_Records provided_.

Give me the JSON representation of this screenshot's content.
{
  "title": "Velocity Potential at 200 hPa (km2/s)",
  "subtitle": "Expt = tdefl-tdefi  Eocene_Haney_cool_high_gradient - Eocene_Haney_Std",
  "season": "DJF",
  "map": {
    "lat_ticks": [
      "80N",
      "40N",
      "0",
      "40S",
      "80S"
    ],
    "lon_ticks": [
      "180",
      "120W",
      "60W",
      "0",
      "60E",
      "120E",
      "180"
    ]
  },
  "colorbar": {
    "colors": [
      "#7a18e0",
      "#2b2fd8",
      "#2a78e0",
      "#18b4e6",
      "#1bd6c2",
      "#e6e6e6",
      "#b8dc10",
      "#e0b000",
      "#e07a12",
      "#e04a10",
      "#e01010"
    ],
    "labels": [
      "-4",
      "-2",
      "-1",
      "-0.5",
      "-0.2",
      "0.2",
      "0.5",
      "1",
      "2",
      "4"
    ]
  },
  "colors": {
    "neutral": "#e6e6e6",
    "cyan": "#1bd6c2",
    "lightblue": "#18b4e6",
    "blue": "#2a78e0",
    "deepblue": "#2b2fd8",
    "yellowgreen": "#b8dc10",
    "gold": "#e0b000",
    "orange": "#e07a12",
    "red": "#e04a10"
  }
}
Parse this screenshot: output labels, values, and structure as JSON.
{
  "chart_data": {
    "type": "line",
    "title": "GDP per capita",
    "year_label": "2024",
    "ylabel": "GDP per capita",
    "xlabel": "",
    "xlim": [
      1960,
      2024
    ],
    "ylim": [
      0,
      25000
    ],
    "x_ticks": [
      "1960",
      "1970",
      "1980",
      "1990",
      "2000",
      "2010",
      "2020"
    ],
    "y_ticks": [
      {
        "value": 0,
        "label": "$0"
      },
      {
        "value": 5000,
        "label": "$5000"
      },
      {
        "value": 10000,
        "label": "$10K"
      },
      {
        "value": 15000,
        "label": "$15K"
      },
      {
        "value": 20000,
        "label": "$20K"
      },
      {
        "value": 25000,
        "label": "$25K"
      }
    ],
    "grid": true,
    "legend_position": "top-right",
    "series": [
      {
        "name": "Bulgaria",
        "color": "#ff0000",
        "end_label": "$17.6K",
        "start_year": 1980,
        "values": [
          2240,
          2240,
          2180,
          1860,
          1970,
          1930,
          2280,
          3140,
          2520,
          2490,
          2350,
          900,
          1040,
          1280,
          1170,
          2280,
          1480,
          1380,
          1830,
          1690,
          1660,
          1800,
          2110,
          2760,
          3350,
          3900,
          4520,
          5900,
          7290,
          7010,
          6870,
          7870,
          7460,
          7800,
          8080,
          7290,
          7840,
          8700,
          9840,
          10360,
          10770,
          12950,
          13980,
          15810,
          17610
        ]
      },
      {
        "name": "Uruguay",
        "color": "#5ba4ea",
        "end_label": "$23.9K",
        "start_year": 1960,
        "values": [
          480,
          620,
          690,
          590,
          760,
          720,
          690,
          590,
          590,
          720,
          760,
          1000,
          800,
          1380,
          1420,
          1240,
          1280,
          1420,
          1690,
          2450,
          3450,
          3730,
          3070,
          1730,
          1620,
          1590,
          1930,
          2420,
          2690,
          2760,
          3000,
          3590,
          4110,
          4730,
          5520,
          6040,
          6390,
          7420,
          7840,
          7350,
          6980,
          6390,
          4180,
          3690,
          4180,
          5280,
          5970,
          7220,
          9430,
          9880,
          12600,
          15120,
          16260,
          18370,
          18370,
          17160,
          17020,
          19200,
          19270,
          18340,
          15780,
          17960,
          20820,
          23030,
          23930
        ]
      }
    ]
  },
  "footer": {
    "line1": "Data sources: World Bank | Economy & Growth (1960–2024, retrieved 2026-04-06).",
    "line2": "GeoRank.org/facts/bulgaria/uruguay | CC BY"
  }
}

_Written instruction_. Every line above should be printed again exactly as it stands.

_Response to this task_.
Give me the JSON representation of this screenshot's content.
{
  "title": "Velocity Potential at 200 hPa (km2/s)",
  "subtitle": "Expt = tdefl-tdefi  Eocene_Haney_cool_high_gradient - Eocene_Haney_Std",
  "season": "DJF",
  "map": {
    "lat_ticks": [
      "80N",
      "40N",
      "0",
      "40S",
      "80S"
    ],
    "lon_ticks": [
      "180",
      "120W",
      "60W",
      "0",
      "60E",
      "120E",
      "180"
    ]
  },
  "colorbar": {
    "colors": [
      "#7a18e0",
      "#2b2fd8",
      "#2a78e0",
      "#18b4e6",
      "#1bd6c2",
      "#e6e6e6",
      "#b8dc10",
      "#e0b000",
      "#e07a12",
      "#e04a10",
      "#e01010"
    ],
    "labels": [
      "-4",
      "-2",
      "-1",
      "-0.5",
      "-0.2",
      "0.2",
      "0.5",
      "1",
      "2",
      "4"
    ]
  },
  "colors": {
    "neutral": "#e6e6e6",
    "cyan": "#1bd6c2",
    "lightblue": "#18b4e6",
    "blue": "#2a78e0",
    "deepblue": "#2b2fd8",
    "yellowgreen": "#b8dc10",
    "gold": "#e0b000",
    "orange": "#e07a12",
    "red": "#e04a10"
  }
}
Parse this screenshot: output labels, values, and structure as JSON.
{
  "chart_data": {
    "type": "line",
    "title": "GDP per capita",
    "year_label": "2024",
    "ylabel": "GDP per capita",
    "xlabel": "",
    "xlim": [
      1960,
      2024
    ],
    "ylim": [
      0,
      25000
    ],
    "x_ticks": [
      "1960",
      "1970",
      "1980",
      "1990",
      "2000",
      "2010",
      "2020"
    ],
    "y_ticks": [
      {
        "value": 0,
        "label": "$0"
      },
      {
        "value": 5000,
        "label": "$5000"
      },
      {
        "value": 10000,
        "label": "$10K"
      },
      {
        "value": 15000,
        "label": "$15K"
      },
      {
        "value": 20000,
        "label": "$20K"
      },
      {
        "value": 25000,
        "label": "$25K"
      }
    ],
    "grid": true,
    "legend_position": "top-right",
    "series": [
      {
        "name": "Bulgaria",
        "color": "#ff0000",
        "end_label": "$17.6K",
        "start_year": 1980,
        "values": [
          2240,
          2240,
          2180,
          1860,
          1970,
          1930,
          2280,
          3140,
          2520,
          2490,
          2350,
          900,
          1040,
          1280,
          1170,
          2280,
          1480,
          1380,
          1830,
          1690,
          1660,
          1800,
          2110,
          2760,
          3350,
          3900,
          4520,
          5900,
          7290,
          7010,
          6870,
          7870,
          7460,
          7800,
          8080,
          7290,
          7840,
          8700,
          9840,
          10360,
          10770,
          12950,
          13980,
          15810,
          17610
        ]
      },
      {
        "name": "Uruguay",
        "color": "#5ba4ea",
        "end_label": "$23.9K",
        "start_year": 1960,
        "values": [
          480,
          620,
          690,
          590,
          760,
          720,
          690,
          590,
          590,
          720,
          760,
          1000,
          800,
          1380,
          1420,
          1240,
          1280,
          1420,
          1690,
          2450,
          3450,
          3730,
          3070,
          1730,
          1620,
          1590,
          1930,
          2420,
          2690,
          2760,
          3000,
          3590,
          4110,
          4730,
          5520,
          6040,
          6390,
          7420,
          7840,
          7350,
          6980,
          6390,
          4180,
          3690,
          4180,
          5280,
          5970,
          7220,
          9430,
          9880,
          12600,
          15120,
          16260,
          18370,
          18370,
          17160,
          17020,
          19200,
          19270,
          18340,
          15780,
          17960,
          20820,
          23030,
          23930
        ]
      }
    ]
  },
  "footer": {
    "line1": "Data sources: World Bank | Economy & Growth (1960–2024, retrieved 2026-04-06).",
    "line2": "GeoRank.org/facts/bulgaria/uruguay | CC BY"
  }
}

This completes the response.